Records about charts and figures
▬▬▬▬▬▬▬▬▬▬

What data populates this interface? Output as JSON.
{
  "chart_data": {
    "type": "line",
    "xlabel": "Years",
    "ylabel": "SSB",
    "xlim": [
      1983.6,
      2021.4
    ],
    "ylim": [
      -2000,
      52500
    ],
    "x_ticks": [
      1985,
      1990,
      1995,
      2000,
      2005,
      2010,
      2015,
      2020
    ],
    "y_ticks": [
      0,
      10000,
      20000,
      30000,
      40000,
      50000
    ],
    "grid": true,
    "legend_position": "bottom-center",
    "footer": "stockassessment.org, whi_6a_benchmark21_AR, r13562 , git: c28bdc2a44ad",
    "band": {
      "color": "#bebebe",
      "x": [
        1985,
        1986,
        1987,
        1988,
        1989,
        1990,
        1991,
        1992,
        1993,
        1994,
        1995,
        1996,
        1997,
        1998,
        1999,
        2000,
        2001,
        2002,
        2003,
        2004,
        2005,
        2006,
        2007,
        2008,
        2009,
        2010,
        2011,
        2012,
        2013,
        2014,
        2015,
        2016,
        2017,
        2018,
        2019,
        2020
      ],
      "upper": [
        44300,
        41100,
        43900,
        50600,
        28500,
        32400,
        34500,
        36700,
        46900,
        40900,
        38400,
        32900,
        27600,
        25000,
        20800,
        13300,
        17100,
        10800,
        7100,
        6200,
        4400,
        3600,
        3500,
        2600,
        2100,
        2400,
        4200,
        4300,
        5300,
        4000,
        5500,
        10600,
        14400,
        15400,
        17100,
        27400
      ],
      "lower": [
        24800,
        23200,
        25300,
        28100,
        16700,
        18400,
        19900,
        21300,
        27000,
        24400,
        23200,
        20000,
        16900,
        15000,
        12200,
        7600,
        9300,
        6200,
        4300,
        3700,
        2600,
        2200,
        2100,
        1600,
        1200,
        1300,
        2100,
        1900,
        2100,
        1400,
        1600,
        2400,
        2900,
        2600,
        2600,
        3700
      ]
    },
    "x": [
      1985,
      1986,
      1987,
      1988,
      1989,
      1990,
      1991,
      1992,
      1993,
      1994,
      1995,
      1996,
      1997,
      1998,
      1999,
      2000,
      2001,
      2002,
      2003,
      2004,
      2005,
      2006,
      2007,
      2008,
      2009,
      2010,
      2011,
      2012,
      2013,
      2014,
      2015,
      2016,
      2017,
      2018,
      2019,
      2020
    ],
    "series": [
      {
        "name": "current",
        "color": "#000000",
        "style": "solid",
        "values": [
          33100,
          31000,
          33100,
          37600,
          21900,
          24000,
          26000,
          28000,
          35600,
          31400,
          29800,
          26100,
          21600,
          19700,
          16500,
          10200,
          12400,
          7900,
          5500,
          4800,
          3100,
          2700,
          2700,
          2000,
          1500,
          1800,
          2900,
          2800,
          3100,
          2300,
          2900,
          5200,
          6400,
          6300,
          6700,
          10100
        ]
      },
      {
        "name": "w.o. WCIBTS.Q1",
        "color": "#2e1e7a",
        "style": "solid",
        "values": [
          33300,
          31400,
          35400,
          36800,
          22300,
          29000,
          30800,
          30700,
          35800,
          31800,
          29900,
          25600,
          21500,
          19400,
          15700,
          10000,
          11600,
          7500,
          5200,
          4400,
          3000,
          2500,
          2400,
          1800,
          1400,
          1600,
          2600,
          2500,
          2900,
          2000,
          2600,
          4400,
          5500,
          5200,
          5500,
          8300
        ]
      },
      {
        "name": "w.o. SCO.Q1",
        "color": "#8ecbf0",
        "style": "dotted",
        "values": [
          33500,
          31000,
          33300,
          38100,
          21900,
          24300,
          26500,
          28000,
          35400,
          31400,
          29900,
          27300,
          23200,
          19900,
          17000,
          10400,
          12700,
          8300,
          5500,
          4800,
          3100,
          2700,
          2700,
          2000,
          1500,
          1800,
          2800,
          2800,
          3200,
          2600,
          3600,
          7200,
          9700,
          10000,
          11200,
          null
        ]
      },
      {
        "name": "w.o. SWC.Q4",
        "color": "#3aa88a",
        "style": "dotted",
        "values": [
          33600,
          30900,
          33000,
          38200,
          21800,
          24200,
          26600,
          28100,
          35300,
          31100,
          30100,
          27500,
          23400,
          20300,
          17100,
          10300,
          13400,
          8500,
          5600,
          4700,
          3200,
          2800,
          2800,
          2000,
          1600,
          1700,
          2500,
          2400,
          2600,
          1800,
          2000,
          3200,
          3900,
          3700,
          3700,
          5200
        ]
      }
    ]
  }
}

▬▬▬▬▬▬▬▬▬▬

**WRITTEN EXERCISE**
Copy all lines from the data that hold the word "name".

**REPLY**
        "name": "current",
        "name": "w.o. WCIBTS.Q1",
        "name": "w.o. SCO.Q1",
        "name": "w.o. SWC.Q4",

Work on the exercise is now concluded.